● Problem description
Repeat every record exactly, but keep images out of the copy.
## BEGIN Supplied material
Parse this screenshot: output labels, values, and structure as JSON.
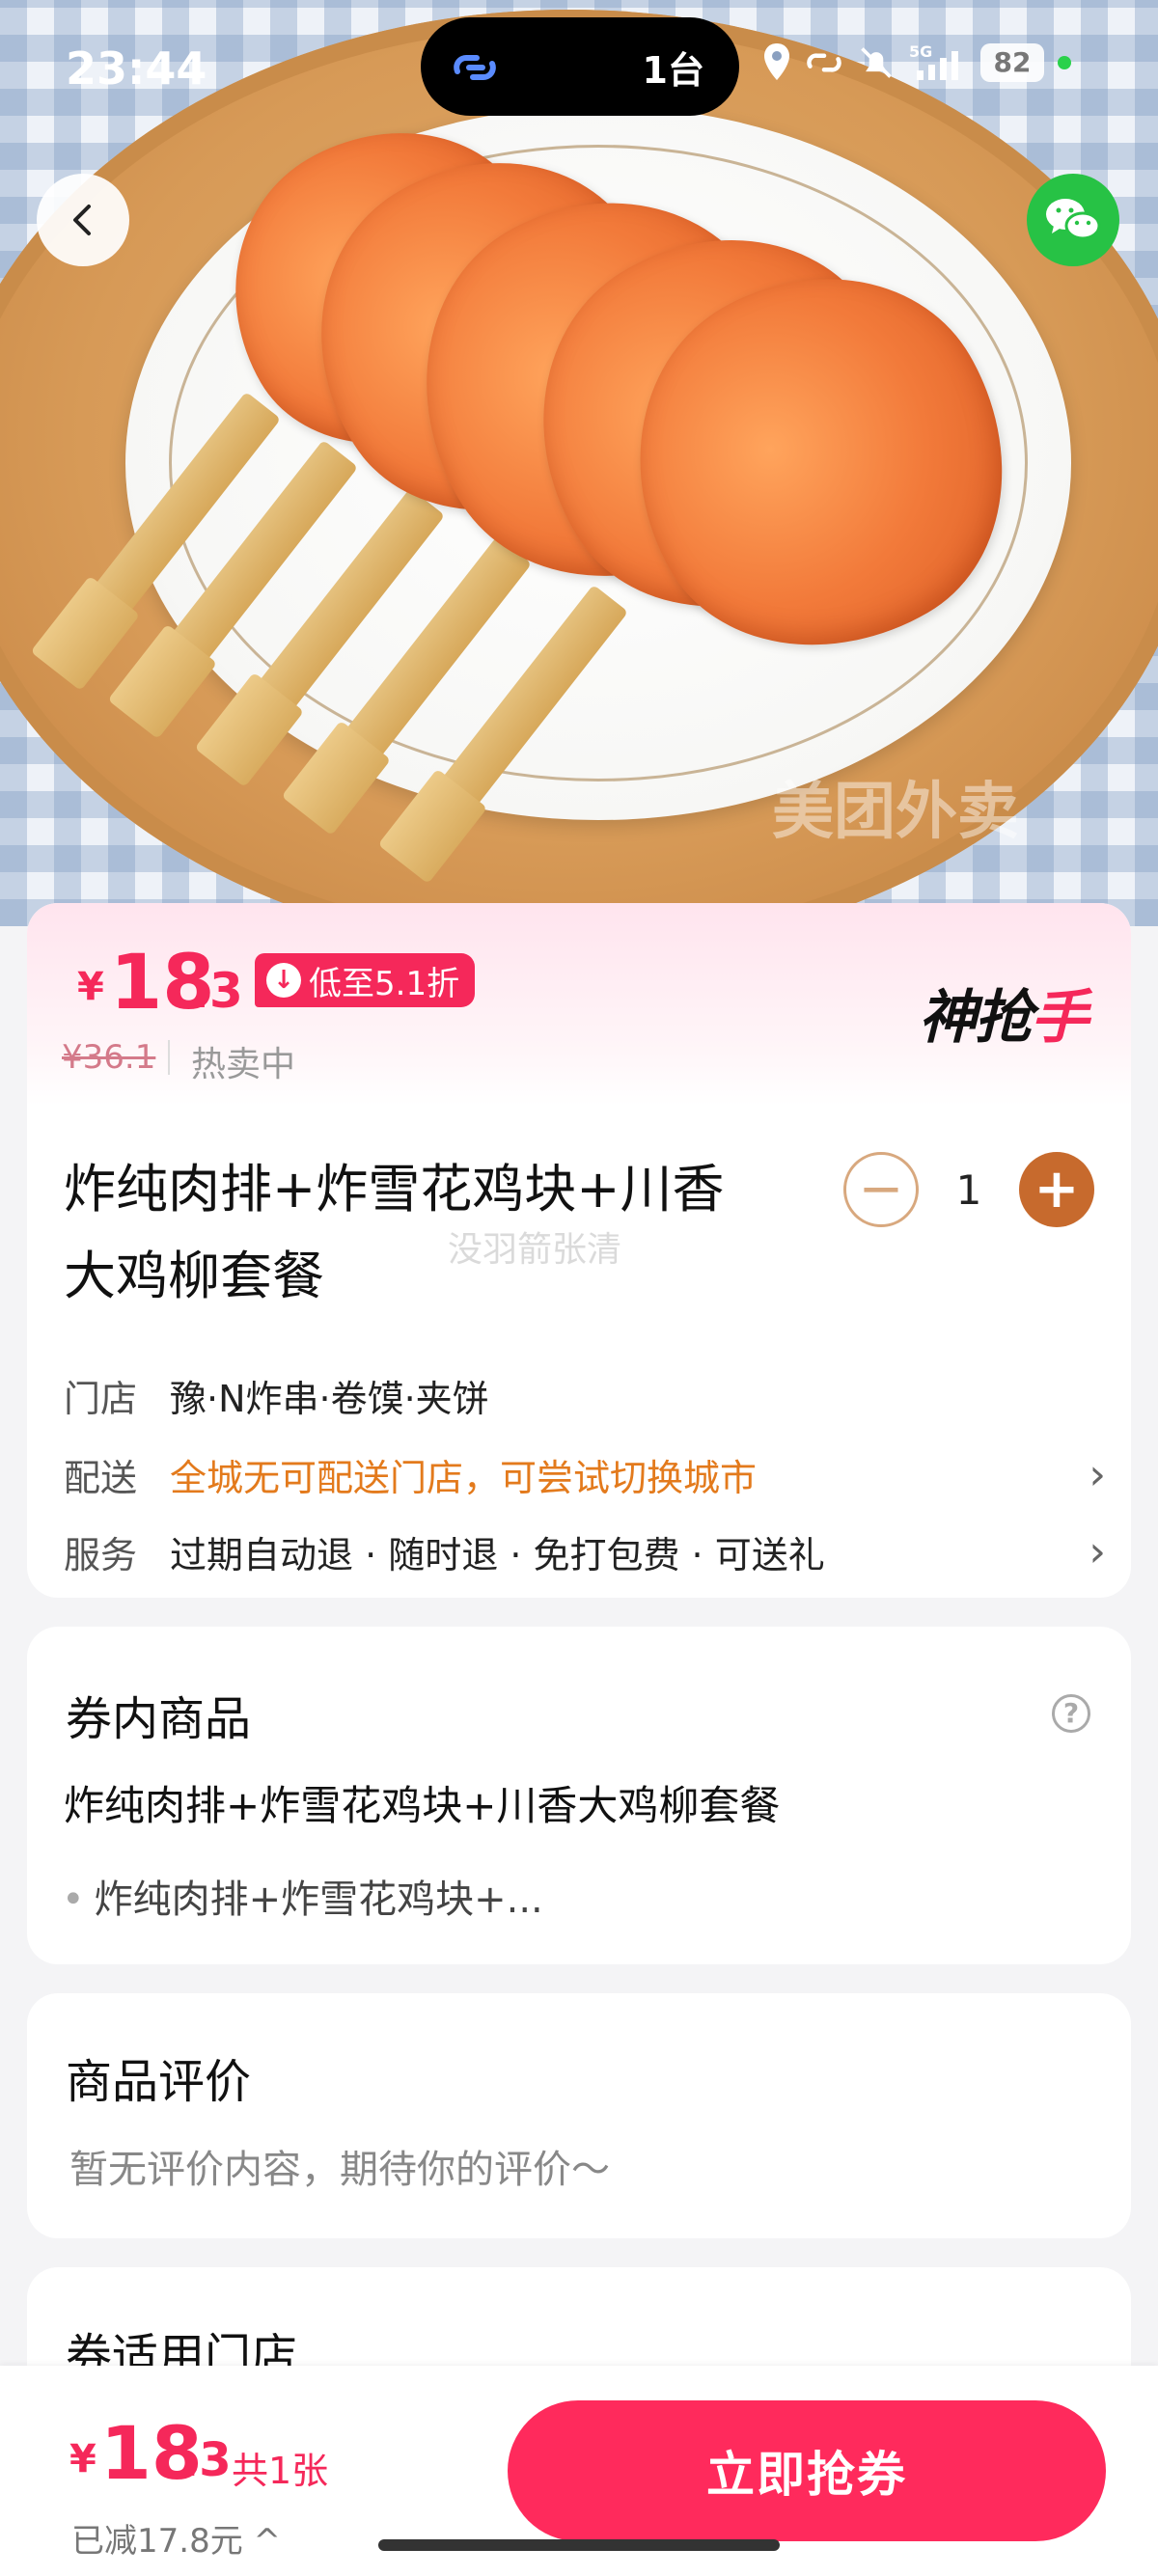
{
  "status_bar": {
    "time": "23:44",
    "island_text": "1台",
    "network": "5G",
    "battery": "82"
  },
  "hero": {
    "watermark": "美团外卖"
  },
  "price": {
    "currency": "¥",
    "integer": "18",
    "decimal": ".3",
    "discount_tag": "低至5.1折",
    "original": "¥36.1",
    "status": "热卖中",
    "brand_main": "神抢",
    "brand_accent": "手"
  },
  "product": {
    "title_line1": "炸纯肉排+炸雪花鸡块+川香",
    "title_line2": "大鸡柳套餐",
    "title_watermark": "没羽箭张清",
    "quantity": "1",
    "minus_symbol": "−",
    "plus_symbol": "+"
  },
  "details": {
    "store_label": "门店",
    "store_value": "豫·N炸串·卷馍·夹饼",
    "delivery_label": "配送",
    "delivery_value": "全城无可配送门店，可尝试切换城市",
    "service_label": "服务",
    "service_value": "过期自动退 · 随时退 · 免打包费 · 可送礼"
  },
  "coupon_items": {
    "heading": "券内商品",
    "item_title": "炸纯肉排+炸雪花鸡块+川香大鸡柳套餐",
    "item_bullet": "炸纯肉排+炸雪花鸡块+..."
  },
  "reviews": {
    "heading": "商品评价",
    "empty_text": "暂无评价内容，期待你的评价～"
  },
  "stores": {
    "heading": "券适用门店"
  },
  "bottom_bar": {
    "currency": "¥",
    "integer": "18",
    "decimal": ".3",
    "count": "共1张",
    "saved": "已减17.8元 ^",
    "buy_label": "立即抢券"
  },
  "colors": {
    "accent": "#f5285a",
    "orange": "#e37a1c",
    "stepper_brown": "#c76a2d",
    "wechat_green": "#27c245"
  }
}
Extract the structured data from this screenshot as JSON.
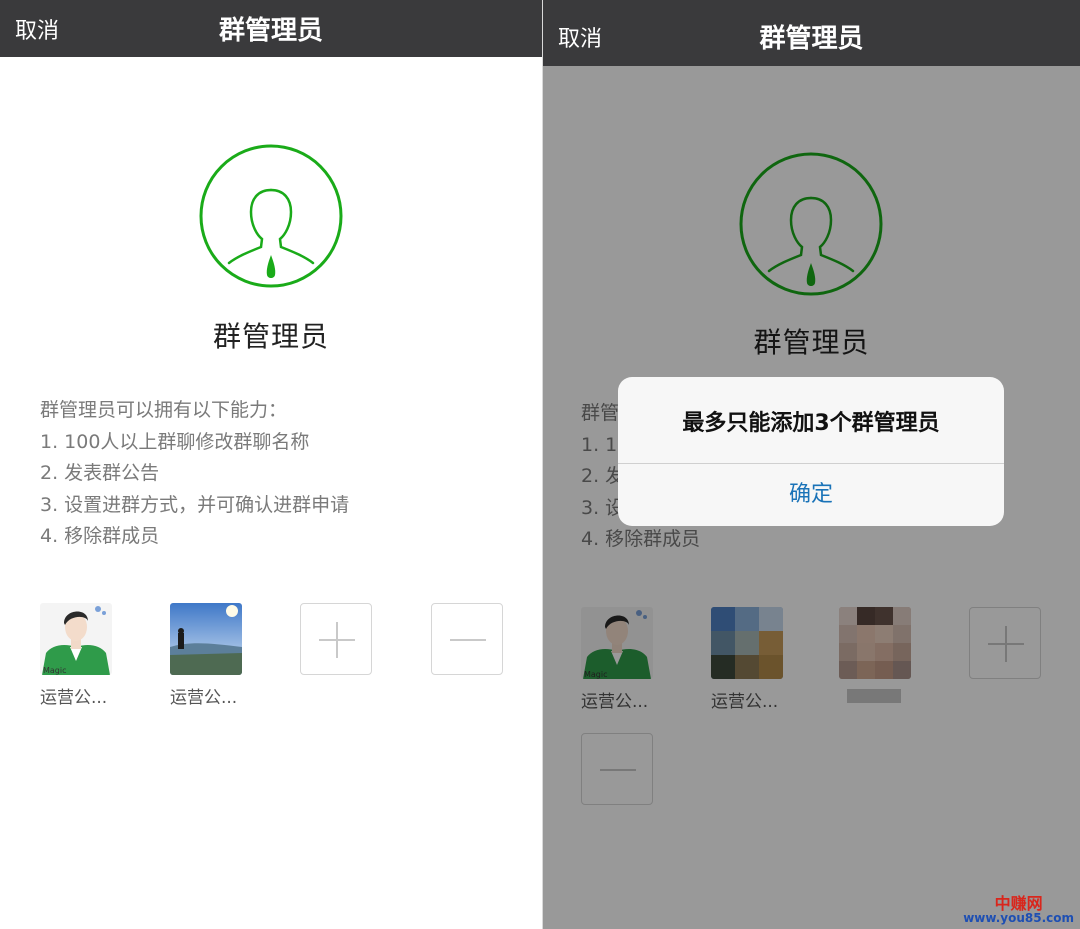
{
  "left": {
    "nav": {
      "cancel": "取消",
      "title": "群管理员"
    },
    "hero_title": "群管理员",
    "capabilities": [
      "群管理员可以拥有以下能力：",
      "1. 100人以上群聊修改群聊名称",
      "2. 发表群公告",
      "3. 设置进群方式，并可确认进群申请",
      "4. 移除群成员"
    ],
    "members": [
      {
        "name": "运营公...",
        "avatar": "anime-man-green-jacket"
      },
      {
        "name": "运营公...",
        "avatar": "landscape-silhouette"
      }
    ],
    "add_icon": "plus-icon",
    "remove_icon": "minus-icon"
  },
  "right": {
    "nav": {
      "cancel": "取消",
      "title": "群管理员"
    },
    "hero_title": "群管理员",
    "capabilities": [
      "群管",
      "1. 10",
      "2. 发",
      "3. 设",
      "4. 移除群成员"
    ],
    "members": [
      {
        "name": "运营公...",
        "avatar": "anime-man-green-jacket"
      },
      {
        "name": "运营公...",
        "avatar": "landscape-pixelated"
      },
      {
        "name": "",
        "avatar": "portrait-pixelated"
      }
    ],
    "alert": {
      "message": "最多只能添加3个群管理员",
      "button": "确定"
    }
  },
  "watermark": {
    "brand": "中赚网",
    "url": "www.you85.com"
  },
  "colors": {
    "accent_green": "#1aab19",
    "navbar": "#3a3a3c",
    "alert_button": "#1a73b8",
    "overlay": "rgba(0,0,0,0.40)"
  }
}
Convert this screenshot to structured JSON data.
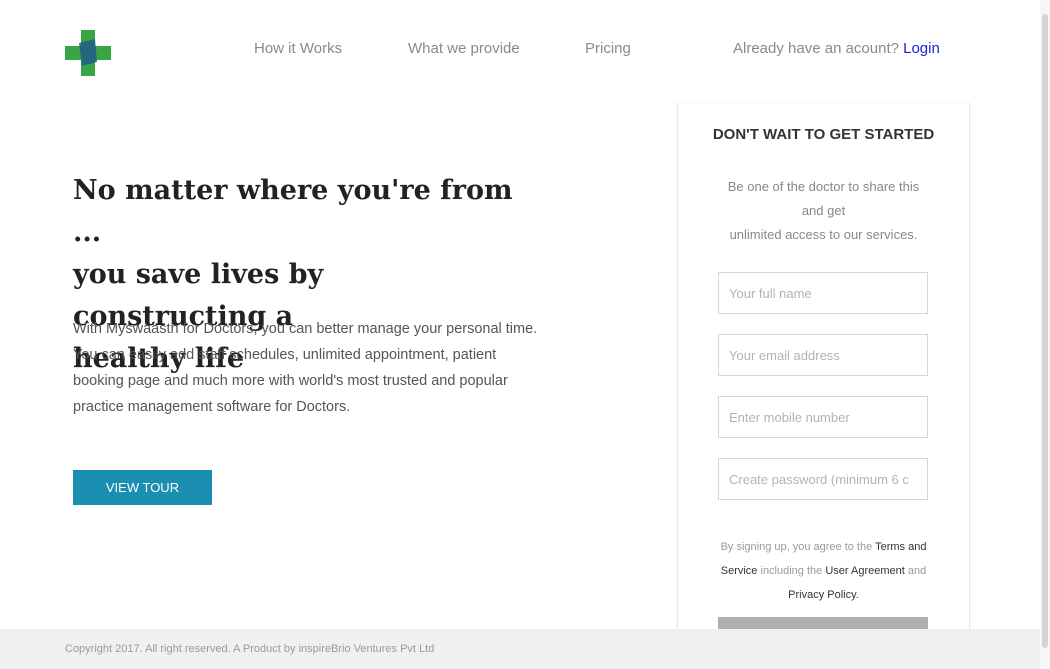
{
  "brand": {
    "logo_icon": "medical-cross-icon",
    "colors": {
      "green": "#3aa544",
      "blue": "#1f5a8a",
      "accent": "#1b8fb2",
      "link": "#1a23d6"
    }
  },
  "nav": {
    "items": [
      {
        "label": "How it Works"
      },
      {
        "label": "What we provide"
      },
      {
        "label": "Pricing"
      }
    ],
    "account_prompt": "Already have an acount? ",
    "login_label": "Login"
  },
  "hero": {
    "title_lines": [
      "No matter where you're from ...",
      "you save lives by constructing a",
      "healthy life"
    ],
    "description": "With Myswaasth for Doctors, you can better manage your personal time. You can easily add staff schedules, unlimited appointment, patient booking page and much more with world's most trusted and popular practice management software for Doctors.",
    "tour_button": "VIEW TOUR"
  },
  "signup": {
    "title": "DON'T WAIT TO GET STARTED",
    "subtitle_lines": [
      "Be one of the doctor to share this and get",
      "unlimited access to our services."
    ],
    "fields": {
      "name_placeholder": "Your full name",
      "email_placeholder": "Your email address",
      "mobile_placeholder": "Enter mobile number",
      "password_placeholder": "Create password (minimum 6 c"
    },
    "terms": {
      "prefix": "By signing up, you agree to the ",
      "terms_link": "Terms and Service",
      "middle": " including the ",
      "agreement_link": "User Agreement",
      "and": " and ",
      "privacy_link": "Privacy Policy."
    }
  },
  "footer": {
    "copyright": "Copyright 2017. All right reserved. A Product by inspireBrio Ventures Pvt Ltd"
  }
}
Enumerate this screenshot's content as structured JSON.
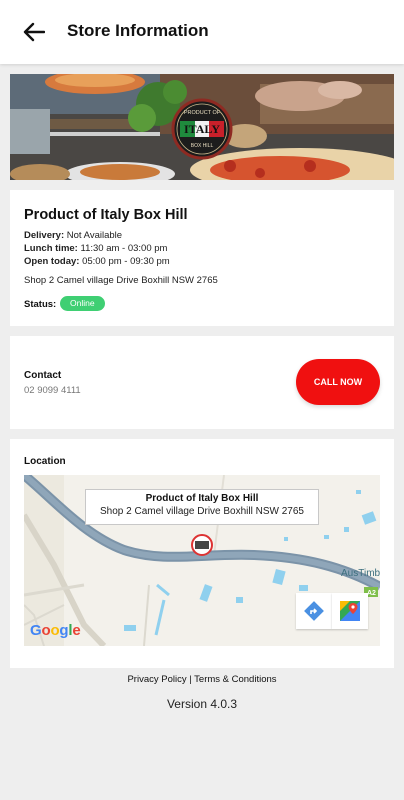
{
  "header": {
    "title": "Store Information",
    "back_icon": "arrow-left-icon"
  },
  "hero": {
    "logo_top": "PRODUCT OF",
    "logo_main": "ITALY",
    "logo_bottom": "BOX HILL"
  },
  "store": {
    "name": "Product of Italy Box Hill",
    "delivery_label": "Delivery:",
    "delivery_value": "Not Available",
    "lunch_label": "Lunch time:",
    "lunch_value": "11:30 am - 03:00 pm",
    "open_label": "Open today:",
    "open_value": "05:00 pm - 09:30 pm",
    "address": "Shop 2 Camel village Drive Boxhill NSW 2765",
    "status_label": "Status:",
    "status_value": "Online",
    "status_color": "#3fcf73"
  },
  "contact": {
    "label": "Contact",
    "phone": "02 9099 4111",
    "call_button": "CALL NOW",
    "call_color": "#f01010"
  },
  "location": {
    "label": "Location",
    "callout_title": "Product of Italy Box Hill",
    "callout_address": "Shop 2 Camel village Drive Boxhill NSW 2765",
    "map_place_label": "AusTimb",
    "road_shield": "A2",
    "attribution": "Google",
    "directions_icon": "directions-icon",
    "maps_icon": "google-maps-icon"
  },
  "footer": {
    "privacy": "Privacy Policy",
    "separator": " | ",
    "terms": "Terms & Conditions",
    "version": "Version 4.0.3"
  }
}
## END Supplied material
● Task response
Parse this screenshot: output labels, values, and structure as JSON.
{
  "status_bar": {
    "time": "23:44",
    "island_text": "1台",
    "network": "5G",
    "battery": "82"
  },
  "hero": {
    "watermark": "美团外卖"
  },
  "price": {
    "currency": "¥",
    "integer": "18",
    "decimal": ".3",
    "discount_tag": "低至5.1折",
    "original": "¥36.1",
    "status": "热卖中",
    "brand_main": "神抢",
    "brand_accent": "手"
  },
  "product": {
    "title_line1": "炸纯肉排+炸雪花鸡块+川香",
    "title_line2": "大鸡柳套餐",
    "title_watermark": "没羽箭张清",
    "quantity": "1",
    "minus_symbol": "−",
    "plus_symbol": "+"
  },
  "details": {
    "store_label": "门店",
    "store_value": "豫·N炸串·卷馍·夹饼",
    "delivery_label": "配送",
    "delivery_value": "全城无可配送门店，可尝试切换城市",
    "service_label": "服务",
    "service_value": "过期自动退 · 随时退 · 免打包费 · 可送礼"
  },
  "coupon_items": {
    "heading": "券内商品",
    "item_title": "炸纯肉排+炸雪花鸡块+川香大鸡柳套餐",
    "item_bullet": "炸纯肉排+炸雪花鸡块+..."
  },
  "reviews": {
    "heading": "商品评价",
    "empty_text": "暂无评价内容，期待你的评价～"
  },
  "stores": {
    "heading": "券适用门店"
  },
  "bottom_bar": {
    "currency": "¥",
    "integer": "18",
    "decimal": ".3",
    "count": "共1张",
    "saved": "已减17.8元 ^",
    "buy_label": "立即抢券"
  },
  "colors": {
    "accent": "#f5285a",
    "orange": "#e37a1c",
    "stepper_brown": "#c76a2d",
    "wechat_green": "#27c245"
  }
}
Extract the structured data from this screenshot as JSON.
{
  "left": {
    "nav": {
      "cancel": "取消",
      "title": "群管理员"
    },
    "hero_title": "群管理员",
    "capabilities": [
      "群管理员可以拥有以下能力：",
      "1. 100人以上群聊修改群聊名称",
      "2. 发表群公告",
      "3. 设置进群方式，并可确认进群申请",
      "4. 移除群成员"
    ],
    "members": [
      {
        "name": "运营公...",
        "avatar": "anime-man-green-jacket"
      },
      {
        "name": "运营公...",
        "avatar": "landscape-silhouette"
      }
    ],
    "add_icon": "plus-icon",
    "remove_icon": "minus-icon"
  },
  "right": {
    "nav": {
      "cancel": "取消",
      "title": "群管理员"
    },
    "hero_title": "群管理员",
    "capabilities": [
      "群管",
      "1. 10",
      "2. 发",
      "3. 设",
      "4. 移除群成员"
    ],
    "members": [
      {
        "name": "运营公...",
        "avatar": "anime-man-green-jacket"
      },
      {
        "name": "运营公...",
        "avatar": "landscape-pixelated"
      },
      {
        "name": "",
        "avatar": "portrait-pixelated"
      }
    ],
    "alert": {
      "message": "最多只能添加3个群管理员",
      "button": "确定"
    }
  },
  "watermark": {
    "brand": "中赚网",
    "url": "www.you85.com"
  },
  "colors": {
    "accent_green": "#1aab19",
    "navbar": "#3a3a3c",
    "alert_button": "#1a73b8",
    "overlay": "rgba(0,0,0,0.40)"
  }
}
Convert this screenshot to structured JSON data.
{
  "brand": {
    "logo_icon": "medical-cross-icon",
    "colors": {
      "green": "#3aa544",
      "blue": "#1f5a8a",
      "accent": "#1b8fb2",
      "link": "#1a23d6"
    }
  },
  "nav": {
    "items": [
      {
        "label": "How it Works"
      },
      {
        "label": "What we provide"
      },
      {
        "label": "Pricing"
      }
    ],
    "account_prompt": "Already have an acount? ",
    "login_label": "Login"
  },
  "hero": {
    "title_lines": [
      "No matter where you're from ...",
      "you save lives by constructing a",
      "healthy life"
    ],
    "description": "With Myswaasth for Doctors, you can better manage your personal time. You can easily add staff schedules, unlimited appointment, patient booking page and much more with world's most trusted and popular practice management software for Doctors.",
    "tour_button": "VIEW TOUR"
  },
  "signup": {
    "title": "DON'T WAIT TO GET STARTED",
    "subtitle_lines": [
      "Be one of the doctor to share this and get",
      "unlimited access to our services."
    ],
    "fields": {
      "name_placeholder": "Your full name",
      "email_placeholder": "Your email address",
      "mobile_placeholder": "Enter mobile number",
      "password_placeholder": "Create password (minimum 6 c"
    },
    "terms": {
      "prefix": "By signing up, you agree to the ",
      "terms_link": "Terms and Service",
      "middle": " including the ",
      "agreement_link": "User Agreement",
      "and": " and ",
      "privacy_link": "Privacy Policy."
    }
  },
  "footer": {
    "copyright": "Copyright 2017. All right reserved. A Product by inspireBrio Ventures Pvt Ltd"
  }
}
Enumerate this screenshot's content as structured JSON.
{
  "header": {
    "title": "Store Information",
    "back_icon": "arrow-left-icon"
  },
  "hero": {
    "logo_top": "PRODUCT OF",
    "logo_main": "ITALY",
    "logo_bottom": "BOX HILL"
  },
  "store": {
    "name": "Product of Italy Box Hill",
    "delivery_label": "Delivery:",
    "delivery_value": "Not Available",
    "lunch_label": "Lunch time:",
    "lunch_value": "11:30 am - 03:00 pm",
    "open_label": "Open today:",
    "open_value": "05:00 pm - 09:30 pm",
    "address": "Shop 2 Camel village Drive Boxhill NSW 2765",
    "status_label": "Status:",
    "status_value": "Online",
    "status_color": "#3fcf73"
  },
  "contact": {
    "label": "Contact",
    "phone": "02 9099 4111",
    "call_button": "CALL NOW",
    "call_color": "#f01010"
  },
  "location": {
    "label": "Location",
    "callout_title": "Product of Italy Box Hill",
    "callout_address": "Shop 2 Camel village Drive Boxhill NSW 2765",
    "map_place_label": "AusTimb",
    "road_shield": "A2",
    "attribution": "Google",
    "directions_icon": "directions-icon",
    "maps_icon": "google-maps-icon"
  },
  "footer": {
    "privacy": "Privacy Policy",
    "separator": " | ",
    "terms": "Terms & Conditions",
    "version": "Version 4.0.3"
  }
}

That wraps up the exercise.